→ EXERCISE: In the entries that follow, find the word "Guðmundur" and report each line it is on.
○ ○ ○ ○ ○
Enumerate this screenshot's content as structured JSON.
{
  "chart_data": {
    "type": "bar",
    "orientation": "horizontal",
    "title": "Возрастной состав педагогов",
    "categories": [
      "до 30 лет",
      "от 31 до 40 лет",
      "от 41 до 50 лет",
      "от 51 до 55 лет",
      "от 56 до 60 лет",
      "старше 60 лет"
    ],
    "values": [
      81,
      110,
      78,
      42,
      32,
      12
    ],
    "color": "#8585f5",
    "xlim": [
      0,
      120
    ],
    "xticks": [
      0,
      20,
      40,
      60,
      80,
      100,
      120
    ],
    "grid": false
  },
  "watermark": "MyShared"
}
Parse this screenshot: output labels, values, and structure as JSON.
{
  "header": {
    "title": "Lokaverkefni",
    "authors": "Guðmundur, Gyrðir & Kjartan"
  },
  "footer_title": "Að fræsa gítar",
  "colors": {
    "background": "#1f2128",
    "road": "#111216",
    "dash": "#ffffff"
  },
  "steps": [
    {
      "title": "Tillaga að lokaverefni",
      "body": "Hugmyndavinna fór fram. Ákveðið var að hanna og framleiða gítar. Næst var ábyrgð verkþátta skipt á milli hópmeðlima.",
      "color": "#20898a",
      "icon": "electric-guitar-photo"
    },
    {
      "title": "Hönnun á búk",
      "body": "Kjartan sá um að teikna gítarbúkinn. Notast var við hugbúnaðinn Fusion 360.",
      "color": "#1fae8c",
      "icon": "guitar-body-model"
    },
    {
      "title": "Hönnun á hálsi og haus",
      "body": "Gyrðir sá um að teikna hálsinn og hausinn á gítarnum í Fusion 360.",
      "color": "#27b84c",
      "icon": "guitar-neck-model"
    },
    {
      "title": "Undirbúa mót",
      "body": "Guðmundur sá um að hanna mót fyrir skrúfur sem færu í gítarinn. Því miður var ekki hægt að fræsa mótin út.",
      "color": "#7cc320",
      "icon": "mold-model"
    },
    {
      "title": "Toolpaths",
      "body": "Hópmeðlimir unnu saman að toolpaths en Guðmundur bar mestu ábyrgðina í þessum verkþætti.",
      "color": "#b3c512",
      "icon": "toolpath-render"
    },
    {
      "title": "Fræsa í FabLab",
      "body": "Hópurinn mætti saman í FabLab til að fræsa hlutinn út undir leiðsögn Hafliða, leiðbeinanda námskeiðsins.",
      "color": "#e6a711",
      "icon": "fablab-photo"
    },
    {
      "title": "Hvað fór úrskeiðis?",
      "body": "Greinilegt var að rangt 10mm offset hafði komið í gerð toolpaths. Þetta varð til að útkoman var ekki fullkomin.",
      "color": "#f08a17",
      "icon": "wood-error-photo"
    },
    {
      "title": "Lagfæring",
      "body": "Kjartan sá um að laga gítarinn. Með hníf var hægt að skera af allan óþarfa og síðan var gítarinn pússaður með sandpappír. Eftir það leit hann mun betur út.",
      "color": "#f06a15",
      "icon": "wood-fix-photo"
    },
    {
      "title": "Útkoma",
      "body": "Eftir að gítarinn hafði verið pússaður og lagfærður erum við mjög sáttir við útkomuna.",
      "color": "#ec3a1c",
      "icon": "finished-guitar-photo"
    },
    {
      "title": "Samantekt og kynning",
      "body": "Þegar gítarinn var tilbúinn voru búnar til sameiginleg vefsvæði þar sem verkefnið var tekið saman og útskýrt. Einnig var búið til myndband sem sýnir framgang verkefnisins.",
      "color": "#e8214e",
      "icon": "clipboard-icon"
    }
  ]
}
○ ○ ○ ○ ○
→ ANSWER TO THE EXERCISE:
    "authors": "Guðmundur, Gyrðir & Kjartan"
      "body": "Guðmundur sá um að hanna mót fyrir skrúfur sem færu í gítarinn. Því miður var ekki hægt að fræsa mótin út.",
      "body": "Hópmeðlimir unnu saman að toolpaths en Guðmundur bar mestu ábyrgðina í þessum verkþætti.",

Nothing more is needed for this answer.